# Exercise objective:
From the listing below, copy every line with the word "background".

# Data listing:
+++

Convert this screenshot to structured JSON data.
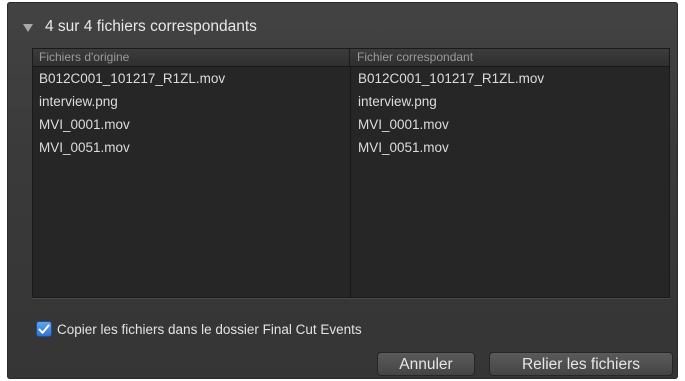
{
  "header": {
    "summary": "4 sur 4 fichiers correspondants"
  },
  "table": {
    "columns": [
      "Fichiers d'origine",
      "Fichier correspondant"
    ],
    "rows": [
      [
        "B012C001_101217_R1ZL.mov",
        "B012C001_101217_R1ZL.mov"
      ],
      [
        "interview.png",
        "interview.png"
      ],
      [
        "MVI_0001.mov",
        "MVI_0001.mov"
      ],
      [
        "MVI_0051.mov",
        "MVI_0051.mov"
      ]
    ]
  },
  "options": {
    "copy_files_label": "Copier les fichiers dans le dossier Final Cut Events",
    "copy_files_checked": true
  },
  "buttons": {
    "cancel_label": "Annuler",
    "relink_label": "Relier les fichiers"
  },
  "colors": {
    "checkbox_accent": "#2f73d0"
  }
}
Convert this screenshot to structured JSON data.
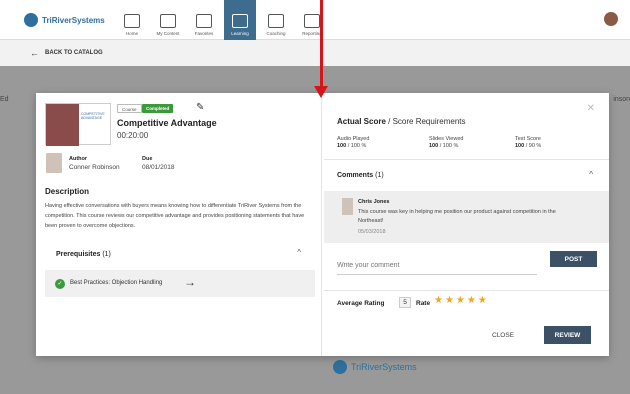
{
  "app": {
    "logo_text": "TriRiverSystems"
  },
  "nav": [
    {
      "label": "Home"
    },
    {
      "label": "My Content"
    },
    {
      "label": "Favorites"
    },
    {
      "label": "Learning"
    },
    {
      "label": "Coaching"
    },
    {
      "label": "Reporting"
    }
  ],
  "back_label": "BACK TO CATALOG",
  "background": {
    "left_fragment": "Ed",
    "right_fragment": "inson",
    "footer_logo": "TriRiverSystems"
  },
  "course": {
    "tag_course": "Course",
    "tag_status": "Completed",
    "title": "Competitive Advantage",
    "duration": "00:20:00",
    "thumb_text": "COMPETITIVE ADVANTAGE",
    "author_label": "Author",
    "author_name": "Conner Robinson",
    "due_label": "Due",
    "due_value": "08/01/2018",
    "description_heading": "Description",
    "description": "Having effective conversations with buyers means knowing how to differentiate TriRiver Systems from the competition. This course reviews our competitive advantage and provides positioning statements that have been proven to overcome objections."
  },
  "prerequisites": {
    "title": "Prerequisites",
    "count": "(1)",
    "items": [
      {
        "label": "Best Practices: Objection Handling"
      }
    ]
  },
  "score": {
    "heading_bold": "Actual Score",
    "heading_rest": " / Score Requirements",
    "columns": [
      {
        "label": "Audio Played",
        "actual": "100",
        "required": " / 100 %"
      },
      {
        "label": "Slides Viewed",
        "actual": "100",
        "required": " / 100 %"
      },
      {
        "label": "Test Score",
        "actual": "100",
        "required": " / 90 %"
      }
    ]
  },
  "comments": {
    "title": "Comments",
    "count": "(1)",
    "items": [
      {
        "author": "Chris Jones",
        "text": "This course was key in helping me position our product against competition in the Northeast!",
        "date": "05/03/2018"
      }
    ],
    "input_placeholder": "Write your comment",
    "post_label": "POST"
  },
  "rating": {
    "average_label": "Average Rating",
    "average_value": "5",
    "rate_label": "Rate",
    "stars": "★★★★★"
  },
  "actions": {
    "close_label": "CLOSE",
    "review_label": "REVIEW"
  },
  "colors": {
    "accent": "#3d5166",
    "status_green": "#3a9a3c",
    "star": "#f0a61d",
    "callout_red": "#d4161b"
  }
}
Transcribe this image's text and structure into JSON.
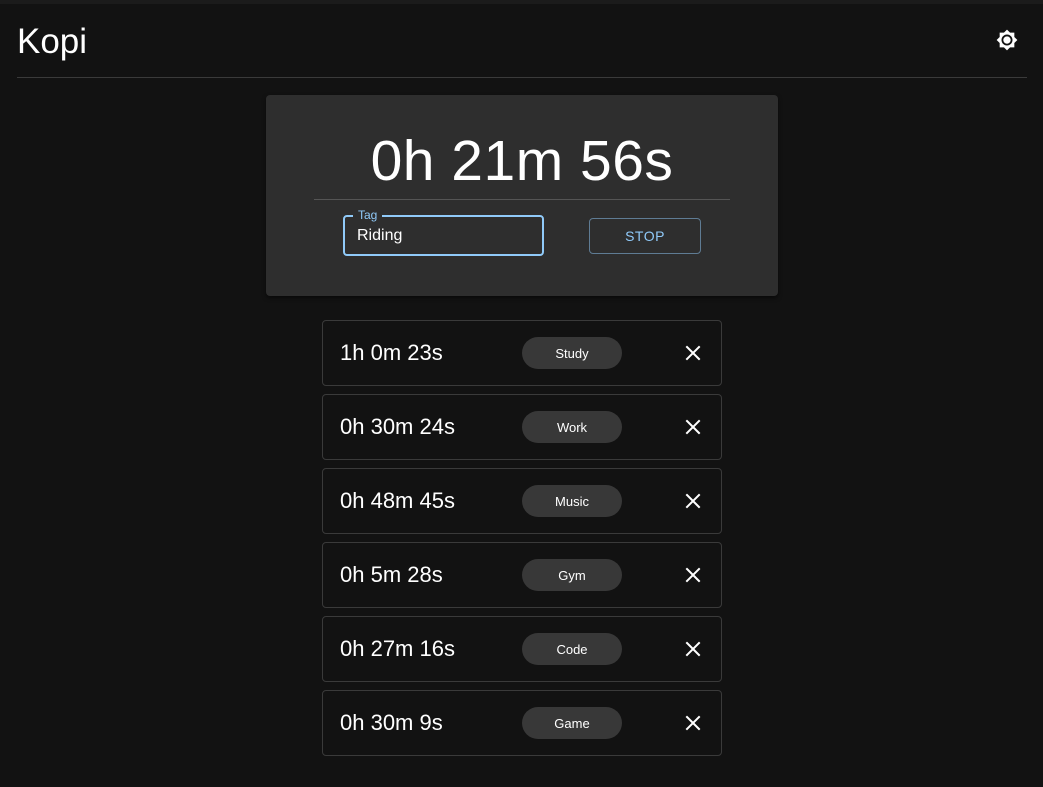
{
  "app": {
    "title": "Kopi",
    "settings_icon": "brightness-settings-icon"
  },
  "timer": {
    "display": "0h 21m 56s",
    "tag_field": {
      "label": "Tag",
      "value": "Riding"
    },
    "stop_label": "STOP"
  },
  "entries": [
    {
      "duration": "1h 0m 23s",
      "tag": "Study"
    },
    {
      "duration": "0h 30m 24s",
      "tag": "Work"
    },
    {
      "duration": "0h 48m 45s",
      "tag": "Music"
    },
    {
      "duration": "0h 5m 28s",
      "tag": "Gym"
    },
    {
      "duration": "0h 27m 16s",
      "tag": "Code"
    },
    {
      "duration": "0h 30m 9s",
      "tag": "Game"
    }
  ],
  "colors": {
    "background": "#121212",
    "card": "#2e2e2e",
    "accent": "#90caf9",
    "chip": "#383838",
    "text": "#ffffff"
  }
}
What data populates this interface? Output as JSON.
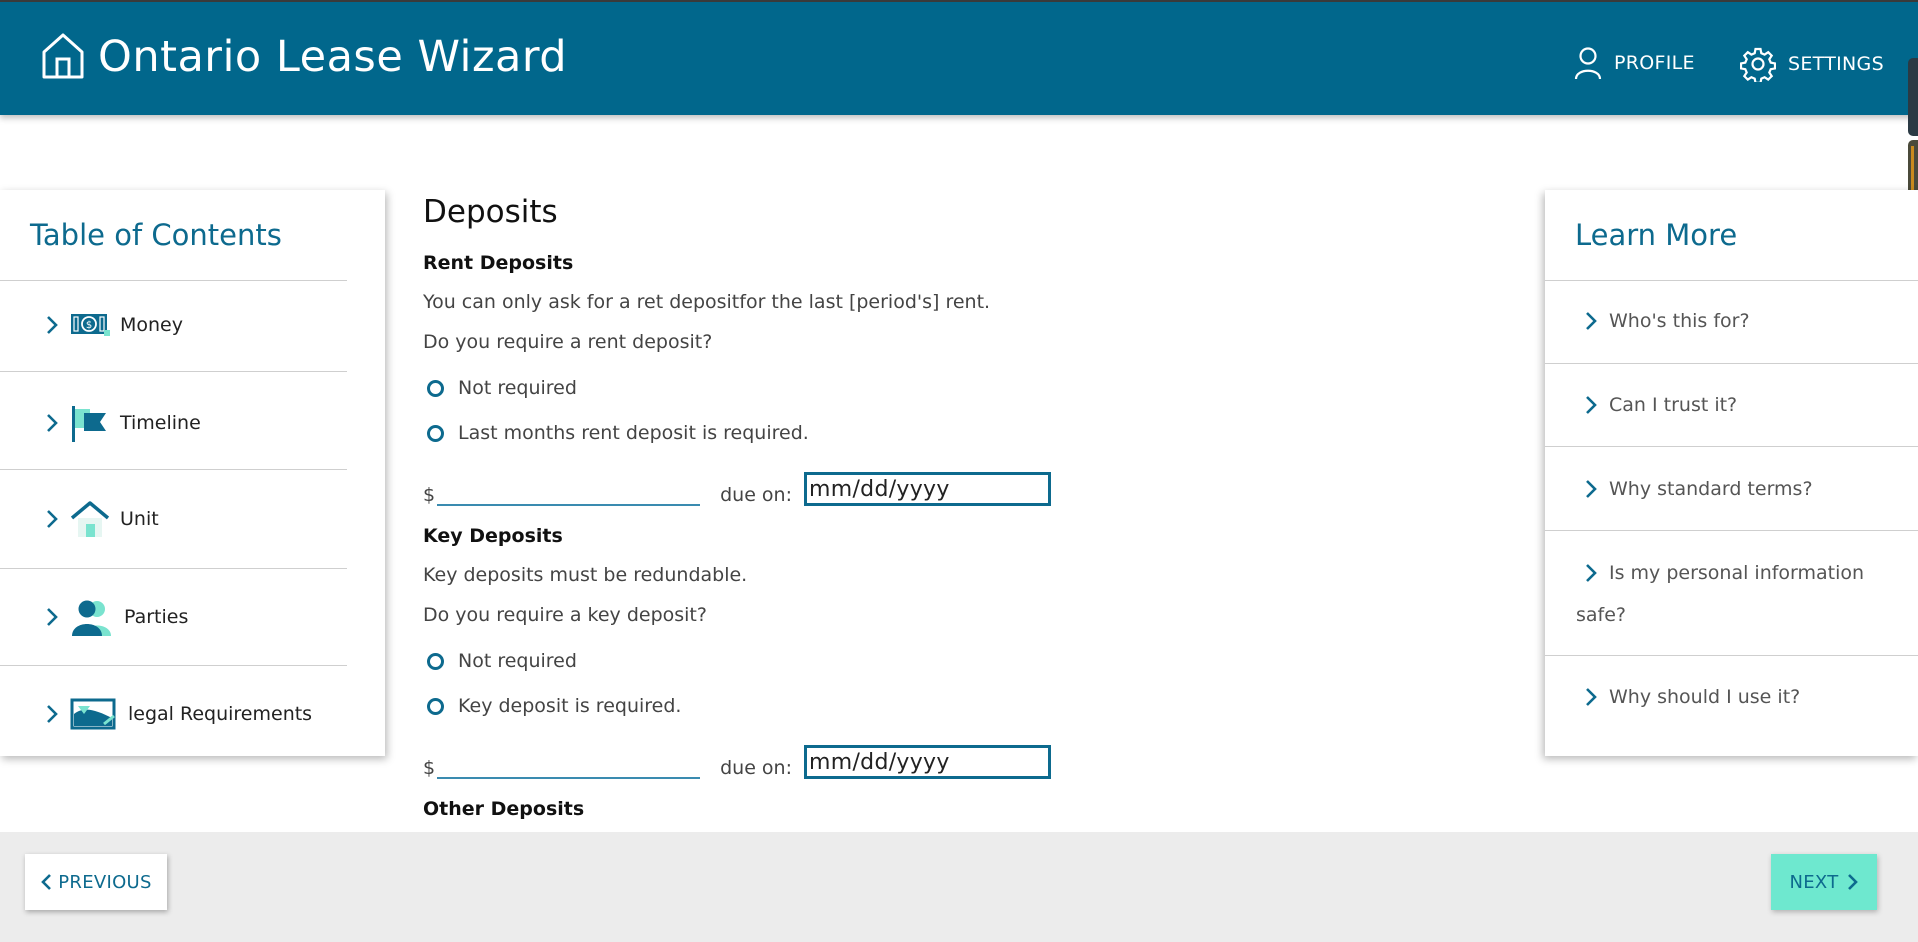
{
  "header": {
    "title": "Ontario Lease Wizard",
    "logo_icon": "house-outline-icon",
    "nav": [
      {
        "label": "PROFILE",
        "icon": "person-icon"
      },
      {
        "label": "SETTINGS",
        "icon": "gear-icon"
      }
    ],
    "background": "#01678c"
  },
  "toc": {
    "title": "Table of Contents",
    "items": [
      {
        "label": "Money",
        "icon": "money-icon"
      },
      {
        "label": "Timeline",
        "icon": "flag-icon"
      },
      {
        "label": "Unit",
        "icon": "home-icon"
      },
      {
        "label": "Parties",
        "icon": "people-icon"
      },
      {
        "label": "legal Requirements",
        "icon": "document-icon"
      }
    ]
  },
  "main": {
    "heading": "Deposits",
    "rent": {
      "title": "Rent Deposits",
      "info": "You can only ask for a ret depositfor the last [period's] rent.",
      "question": "Do you require a rent deposit?",
      "options": [
        "Not required",
        "Last months rent deposit is required."
      ],
      "currency": "$",
      "amount_value": "",
      "due_label": "due on:",
      "date_placeholder": "mm/dd/yyyy"
    },
    "key": {
      "title": "Key Deposits",
      "info": "Key deposits must be redundable.",
      "question": "Do you require a key deposit?",
      "options": [
        "Not required",
        "Key deposit is required."
      ],
      "currency": "$",
      "amount_value": "",
      "due_label": "due on:",
      "date_placeholder": "mm/dd/yyyy"
    },
    "other": {
      "title": "Other Deposits"
    }
  },
  "learn": {
    "title": "Learn More",
    "items": [
      "Who's this for?",
      "Can I trust it?",
      "Why standard terms?",
      "Is my personal information",
      "safe?",
      "Why should I use it?"
    ]
  },
  "footer": {
    "previous_label": "PREVIOUS",
    "next_label": "NEXT",
    "accent": "#6ee8cf"
  }
}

+++

# Result:
  "background": {
    "background": "#121212",
    "background": "#01678c"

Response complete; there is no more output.